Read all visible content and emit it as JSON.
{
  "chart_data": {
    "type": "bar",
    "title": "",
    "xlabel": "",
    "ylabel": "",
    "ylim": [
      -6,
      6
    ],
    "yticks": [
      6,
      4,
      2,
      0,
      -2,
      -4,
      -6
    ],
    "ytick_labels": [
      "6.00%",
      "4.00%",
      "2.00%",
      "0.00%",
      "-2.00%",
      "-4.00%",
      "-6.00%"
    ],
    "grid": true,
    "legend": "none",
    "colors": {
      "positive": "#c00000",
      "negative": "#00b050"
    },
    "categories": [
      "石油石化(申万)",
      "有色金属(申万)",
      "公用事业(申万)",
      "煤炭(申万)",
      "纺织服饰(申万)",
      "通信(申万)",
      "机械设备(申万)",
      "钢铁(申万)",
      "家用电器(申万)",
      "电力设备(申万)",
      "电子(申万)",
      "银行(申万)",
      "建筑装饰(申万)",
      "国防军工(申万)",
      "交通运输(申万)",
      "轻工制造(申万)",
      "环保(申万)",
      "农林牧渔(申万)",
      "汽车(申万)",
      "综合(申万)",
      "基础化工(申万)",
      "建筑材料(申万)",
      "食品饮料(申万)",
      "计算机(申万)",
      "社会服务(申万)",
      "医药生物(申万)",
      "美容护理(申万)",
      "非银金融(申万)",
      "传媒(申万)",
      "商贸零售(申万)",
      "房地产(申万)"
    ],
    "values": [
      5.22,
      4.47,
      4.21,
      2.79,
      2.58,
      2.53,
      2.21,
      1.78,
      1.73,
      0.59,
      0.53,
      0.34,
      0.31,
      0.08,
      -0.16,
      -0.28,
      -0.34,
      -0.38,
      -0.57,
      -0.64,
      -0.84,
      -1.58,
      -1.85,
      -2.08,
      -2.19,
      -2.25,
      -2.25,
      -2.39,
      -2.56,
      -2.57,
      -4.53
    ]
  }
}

[Exercise brief]:
Exactly reproduce every record.

[The reply]:
Read all visible content and emit it as JSON.
{
  "chart_data": {
    "type": "bar",
    "title": "",
    "xlabel": "",
    "ylabel": "",
    "ylim": [
      -6,
      6
    ],
    "yticks": [
      6,
      4,
      2,
      0,
      -2,
      -4,
      -6
    ],
    "ytick_labels": [
      "6.00%",
      "4.00%",
      "2.00%",
      "0.00%",
      "-2.00%",
      "-4.00%",
      "-6.00%"
    ],
    "grid": true,
    "legend": "none",
    "colors": {
      "positive": "#c00000",
      "negative": "#00b050"
    },
    "categories": [
      "石油石化(申万)",
      "有色金属(申万)",
      "公用事业(申万)",
      "煤炭(申万)",
      "纺织服饰(申万)",
      "通信(申万)",
      "机械设备(申万)",
      "钢铁(申万)",
      "家用电器(申万)",
      "电力设备(申万)",
      "电子(申万)",
      "银行(申万)",
      "建筑装饰(申万)",
      "国防军工(申万)",
      "交通运输(申万)",
      "轻工制造(申万)",
      "环保(申万)",
      "农林牧渔(申万)",
      "汽车(申万)",
      "综合(申万)",
      "基础化工(申万)",
      "建筑材料(申万)",
      "食品饮料(申万)",
      "计算机(申万)",
      "社会服务(申万)",
      "医药生物(申万)",
      "美容护理(申万)",
      "非银金融(申万)",
      "传媒(申万)",
      "商贸零售(申万)",
      "房地产(申万)"
    ],
    "values": [
      5.22,
      4.47,
      4.21,
      2.79,
      2.58,
      2.53,
      2.21,
      1.78,
      1.73,
      0.59,
      0.53,
      0.34,
      0.31,
      0.08,
      -0.16,
      -0.28,
      -0.34,
      -0.38,
      -0.57,
      -0.64,
      -0.84,
      -1.58,
      -1.85,
      -2.08,
      -2.19,
      -2.25,
      -2.25,
      -2.39,
      -2.56,
      -2.57,
      -4.53
    ]
  }
}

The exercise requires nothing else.